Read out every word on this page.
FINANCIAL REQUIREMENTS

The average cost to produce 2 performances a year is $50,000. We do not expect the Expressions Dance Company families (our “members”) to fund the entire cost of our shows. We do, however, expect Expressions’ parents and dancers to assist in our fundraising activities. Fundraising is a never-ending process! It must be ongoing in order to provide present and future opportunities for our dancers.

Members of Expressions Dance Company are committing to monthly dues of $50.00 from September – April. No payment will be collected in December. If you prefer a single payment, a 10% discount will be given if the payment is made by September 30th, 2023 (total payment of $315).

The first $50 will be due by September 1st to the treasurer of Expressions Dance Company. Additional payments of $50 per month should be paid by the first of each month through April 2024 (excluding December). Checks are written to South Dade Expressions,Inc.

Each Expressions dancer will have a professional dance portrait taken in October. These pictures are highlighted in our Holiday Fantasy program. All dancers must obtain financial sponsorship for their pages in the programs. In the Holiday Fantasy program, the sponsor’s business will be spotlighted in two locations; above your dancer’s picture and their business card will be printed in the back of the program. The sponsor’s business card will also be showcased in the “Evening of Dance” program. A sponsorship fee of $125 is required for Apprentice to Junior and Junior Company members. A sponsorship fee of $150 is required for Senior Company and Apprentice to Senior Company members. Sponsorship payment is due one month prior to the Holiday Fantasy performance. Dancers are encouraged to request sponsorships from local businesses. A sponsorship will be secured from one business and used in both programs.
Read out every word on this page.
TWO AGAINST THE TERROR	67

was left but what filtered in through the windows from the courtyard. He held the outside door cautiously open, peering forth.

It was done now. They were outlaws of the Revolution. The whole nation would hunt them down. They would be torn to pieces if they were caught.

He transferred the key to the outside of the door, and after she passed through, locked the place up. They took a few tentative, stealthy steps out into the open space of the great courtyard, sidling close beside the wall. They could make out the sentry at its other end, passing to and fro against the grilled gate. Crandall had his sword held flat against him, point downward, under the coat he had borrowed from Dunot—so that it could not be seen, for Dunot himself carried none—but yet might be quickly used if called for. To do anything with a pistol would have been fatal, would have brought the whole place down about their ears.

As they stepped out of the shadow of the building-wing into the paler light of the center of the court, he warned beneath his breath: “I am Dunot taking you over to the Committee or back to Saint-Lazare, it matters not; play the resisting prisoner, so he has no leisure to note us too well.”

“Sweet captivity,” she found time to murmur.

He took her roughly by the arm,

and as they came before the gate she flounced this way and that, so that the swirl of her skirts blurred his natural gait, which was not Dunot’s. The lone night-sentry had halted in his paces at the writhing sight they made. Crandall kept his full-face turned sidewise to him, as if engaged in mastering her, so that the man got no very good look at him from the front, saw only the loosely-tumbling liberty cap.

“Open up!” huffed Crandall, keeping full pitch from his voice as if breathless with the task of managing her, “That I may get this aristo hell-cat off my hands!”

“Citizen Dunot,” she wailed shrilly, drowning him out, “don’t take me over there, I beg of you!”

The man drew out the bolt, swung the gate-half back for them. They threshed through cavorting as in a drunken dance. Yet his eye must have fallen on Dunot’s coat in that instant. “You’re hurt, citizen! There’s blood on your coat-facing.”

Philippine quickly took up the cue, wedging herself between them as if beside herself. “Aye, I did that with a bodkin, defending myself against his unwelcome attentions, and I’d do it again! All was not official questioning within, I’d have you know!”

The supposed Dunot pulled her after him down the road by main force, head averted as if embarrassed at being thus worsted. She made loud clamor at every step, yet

------------------------------------

TO BE DONE: The lines to collect are those holding the string "back"; copy them all.

OUTPUT BELOW:
Each Expressions dancer will have a professional dance portrait taken in October. These pictures are highlighted in our Holiday Fantasy program. All dancers must obtain financial sponsorship for their pages in the programs. In the Holiday Fantasy program, the sponsor’s business will be spotlighted in two locations; above your dancer’s picture and their business card will be printed in the back of the program. The sponsor’s business card will also be showcased in the “Evening of Dance” program. A sponsorship fee of $125 is required for Apprentice to Junior and Junior Company members. A sponsorship fee of $150 is required for Senior Company and Apprentice to Senior Company members. Sponsorship payment is due one month prior to the Holiday Fantasy performance. Dancers are encouraged to request sponsorships from local businesses. A sponsorship will be secured from one business and used in both programs.
As they stepped out of the shadow of the building-wing into the paler light of the center of the court, he warned beneath his breath: “I am Dunot taking you over to the Committee or back to Saint-Lazare, it matters not; play the resisting prisoner, so he has no leisure to note us too well.”
The man drew out the bolt, swung the gate-half back for them. They threshed through cavorting as in a drunken dance. Yet his eye must have fallen on Dunot’s coat in that instant. “You’re hurt, citizen! There’s blood on your coat-facing.”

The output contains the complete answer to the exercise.